Task to complete: Pick out the lines below with "uran" and list them.

Start of Data entries

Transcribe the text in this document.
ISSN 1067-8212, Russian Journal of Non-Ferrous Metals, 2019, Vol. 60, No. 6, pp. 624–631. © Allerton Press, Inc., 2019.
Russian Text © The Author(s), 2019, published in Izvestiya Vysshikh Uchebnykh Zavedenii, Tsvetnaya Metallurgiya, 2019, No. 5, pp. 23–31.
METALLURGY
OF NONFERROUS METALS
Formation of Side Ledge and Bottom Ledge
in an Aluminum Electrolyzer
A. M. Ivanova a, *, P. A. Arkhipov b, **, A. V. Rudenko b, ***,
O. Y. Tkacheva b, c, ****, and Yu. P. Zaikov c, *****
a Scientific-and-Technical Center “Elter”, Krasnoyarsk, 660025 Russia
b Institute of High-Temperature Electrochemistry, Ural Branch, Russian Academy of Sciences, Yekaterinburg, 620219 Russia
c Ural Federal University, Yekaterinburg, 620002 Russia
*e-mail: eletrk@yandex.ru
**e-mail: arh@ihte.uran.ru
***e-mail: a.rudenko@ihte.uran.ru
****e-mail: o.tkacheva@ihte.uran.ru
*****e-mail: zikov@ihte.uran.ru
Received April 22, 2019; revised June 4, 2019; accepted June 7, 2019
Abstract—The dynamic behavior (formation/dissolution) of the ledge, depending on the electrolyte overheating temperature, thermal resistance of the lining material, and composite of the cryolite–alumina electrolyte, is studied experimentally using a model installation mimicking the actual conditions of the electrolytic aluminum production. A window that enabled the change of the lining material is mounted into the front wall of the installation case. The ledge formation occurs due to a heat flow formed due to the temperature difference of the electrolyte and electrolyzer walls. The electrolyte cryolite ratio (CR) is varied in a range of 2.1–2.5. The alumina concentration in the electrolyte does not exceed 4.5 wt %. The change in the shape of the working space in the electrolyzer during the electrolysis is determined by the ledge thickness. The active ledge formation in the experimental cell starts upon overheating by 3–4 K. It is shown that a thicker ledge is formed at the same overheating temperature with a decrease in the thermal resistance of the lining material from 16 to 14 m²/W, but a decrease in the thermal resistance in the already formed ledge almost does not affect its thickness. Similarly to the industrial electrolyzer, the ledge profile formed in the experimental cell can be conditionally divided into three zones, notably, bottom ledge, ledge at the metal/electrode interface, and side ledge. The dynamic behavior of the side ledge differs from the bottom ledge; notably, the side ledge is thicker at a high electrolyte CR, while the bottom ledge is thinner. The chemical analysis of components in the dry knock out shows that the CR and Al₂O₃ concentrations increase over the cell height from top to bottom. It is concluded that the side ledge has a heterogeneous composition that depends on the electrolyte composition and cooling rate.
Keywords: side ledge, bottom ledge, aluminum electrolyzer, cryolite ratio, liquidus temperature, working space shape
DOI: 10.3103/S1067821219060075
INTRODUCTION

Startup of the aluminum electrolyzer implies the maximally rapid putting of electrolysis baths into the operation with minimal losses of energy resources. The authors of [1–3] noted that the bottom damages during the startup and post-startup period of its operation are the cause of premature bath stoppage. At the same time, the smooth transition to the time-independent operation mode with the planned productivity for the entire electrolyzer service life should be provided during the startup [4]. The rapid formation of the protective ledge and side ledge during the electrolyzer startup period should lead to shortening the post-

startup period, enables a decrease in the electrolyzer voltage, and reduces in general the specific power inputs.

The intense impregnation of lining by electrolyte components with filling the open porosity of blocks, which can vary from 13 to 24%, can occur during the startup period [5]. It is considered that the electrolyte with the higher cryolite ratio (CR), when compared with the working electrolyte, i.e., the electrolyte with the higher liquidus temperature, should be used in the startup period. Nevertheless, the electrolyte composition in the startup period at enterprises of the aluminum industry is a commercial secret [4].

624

End of Data entries

Output below:
**e-mail: arh@ihte.uran.ru
***e-mail: a.rudenko@ihte.uran.ru
****e-mail: o.tkacheva@ihte.uran.ru
*****e-mail: zikov@ihte.uran.ru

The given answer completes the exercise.